--- Request ---
Check the listing below for lines with the word "immeuble" and say how many there are, with nothing but the number.

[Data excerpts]
--
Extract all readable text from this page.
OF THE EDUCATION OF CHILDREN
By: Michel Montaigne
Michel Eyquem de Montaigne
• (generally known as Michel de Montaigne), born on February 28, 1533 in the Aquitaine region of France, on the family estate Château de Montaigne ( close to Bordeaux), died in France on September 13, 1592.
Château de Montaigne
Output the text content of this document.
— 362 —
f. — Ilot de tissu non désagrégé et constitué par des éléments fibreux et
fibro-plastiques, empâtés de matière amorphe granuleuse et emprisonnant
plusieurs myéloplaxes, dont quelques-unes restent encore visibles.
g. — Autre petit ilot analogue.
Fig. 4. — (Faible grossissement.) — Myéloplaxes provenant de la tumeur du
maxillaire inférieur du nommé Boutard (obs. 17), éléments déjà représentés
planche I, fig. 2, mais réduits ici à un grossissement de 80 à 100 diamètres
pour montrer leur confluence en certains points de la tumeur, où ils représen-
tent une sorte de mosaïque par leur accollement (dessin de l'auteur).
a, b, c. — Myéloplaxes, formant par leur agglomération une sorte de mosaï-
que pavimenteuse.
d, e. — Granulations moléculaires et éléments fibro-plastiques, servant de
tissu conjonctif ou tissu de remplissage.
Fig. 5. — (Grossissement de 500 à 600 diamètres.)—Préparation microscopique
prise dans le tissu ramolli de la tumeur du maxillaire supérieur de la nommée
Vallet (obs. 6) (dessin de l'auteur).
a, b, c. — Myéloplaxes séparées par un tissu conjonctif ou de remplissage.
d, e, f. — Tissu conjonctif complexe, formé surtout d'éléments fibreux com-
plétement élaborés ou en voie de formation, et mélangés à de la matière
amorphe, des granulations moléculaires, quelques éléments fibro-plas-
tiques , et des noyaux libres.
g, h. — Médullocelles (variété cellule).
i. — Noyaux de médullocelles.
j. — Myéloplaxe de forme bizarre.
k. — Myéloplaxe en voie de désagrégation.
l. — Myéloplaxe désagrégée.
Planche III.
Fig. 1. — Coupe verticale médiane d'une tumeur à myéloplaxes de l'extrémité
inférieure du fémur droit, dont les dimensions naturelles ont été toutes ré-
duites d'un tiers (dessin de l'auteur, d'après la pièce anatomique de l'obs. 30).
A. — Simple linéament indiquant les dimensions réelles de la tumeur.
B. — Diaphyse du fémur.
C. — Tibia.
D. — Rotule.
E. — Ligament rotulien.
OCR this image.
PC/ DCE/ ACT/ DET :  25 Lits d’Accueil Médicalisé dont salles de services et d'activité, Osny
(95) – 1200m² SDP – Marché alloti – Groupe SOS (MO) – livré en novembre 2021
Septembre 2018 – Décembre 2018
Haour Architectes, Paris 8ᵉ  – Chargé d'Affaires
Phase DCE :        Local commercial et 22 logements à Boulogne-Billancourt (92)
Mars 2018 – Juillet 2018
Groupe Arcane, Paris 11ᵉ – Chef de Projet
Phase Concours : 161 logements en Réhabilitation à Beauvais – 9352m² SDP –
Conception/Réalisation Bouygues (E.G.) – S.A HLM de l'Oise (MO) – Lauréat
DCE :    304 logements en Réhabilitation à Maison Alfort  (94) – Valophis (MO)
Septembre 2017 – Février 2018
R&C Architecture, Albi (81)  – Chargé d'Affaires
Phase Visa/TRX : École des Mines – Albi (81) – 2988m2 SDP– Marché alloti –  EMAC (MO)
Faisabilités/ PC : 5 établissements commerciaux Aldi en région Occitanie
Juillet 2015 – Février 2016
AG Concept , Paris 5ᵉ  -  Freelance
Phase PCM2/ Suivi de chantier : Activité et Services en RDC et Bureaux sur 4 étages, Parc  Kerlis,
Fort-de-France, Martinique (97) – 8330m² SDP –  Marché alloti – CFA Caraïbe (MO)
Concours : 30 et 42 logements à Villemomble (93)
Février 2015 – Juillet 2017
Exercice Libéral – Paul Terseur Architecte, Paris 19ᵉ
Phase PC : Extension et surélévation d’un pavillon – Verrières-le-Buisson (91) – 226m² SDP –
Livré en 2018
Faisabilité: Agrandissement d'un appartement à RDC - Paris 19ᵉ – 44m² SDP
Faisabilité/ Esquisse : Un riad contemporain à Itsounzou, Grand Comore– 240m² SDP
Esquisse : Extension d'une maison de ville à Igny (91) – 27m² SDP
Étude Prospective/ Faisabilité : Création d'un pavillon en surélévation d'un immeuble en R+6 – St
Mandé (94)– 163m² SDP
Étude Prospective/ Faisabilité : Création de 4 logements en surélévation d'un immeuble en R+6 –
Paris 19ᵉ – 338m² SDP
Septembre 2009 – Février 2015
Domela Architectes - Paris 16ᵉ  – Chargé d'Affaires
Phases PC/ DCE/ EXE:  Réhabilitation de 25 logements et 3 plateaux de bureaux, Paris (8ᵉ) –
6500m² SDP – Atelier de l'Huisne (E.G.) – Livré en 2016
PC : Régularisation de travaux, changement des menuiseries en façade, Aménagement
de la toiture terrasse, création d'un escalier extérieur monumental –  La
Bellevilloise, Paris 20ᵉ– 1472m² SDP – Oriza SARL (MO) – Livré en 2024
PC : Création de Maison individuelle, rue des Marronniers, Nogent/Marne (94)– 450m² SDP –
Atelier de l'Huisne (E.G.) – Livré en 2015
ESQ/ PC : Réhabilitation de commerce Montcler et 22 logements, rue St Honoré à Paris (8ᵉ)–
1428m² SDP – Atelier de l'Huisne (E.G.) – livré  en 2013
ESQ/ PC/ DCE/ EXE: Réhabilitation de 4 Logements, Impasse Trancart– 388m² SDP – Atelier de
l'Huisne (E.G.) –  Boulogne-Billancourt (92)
--
--- Completed exercise ---
2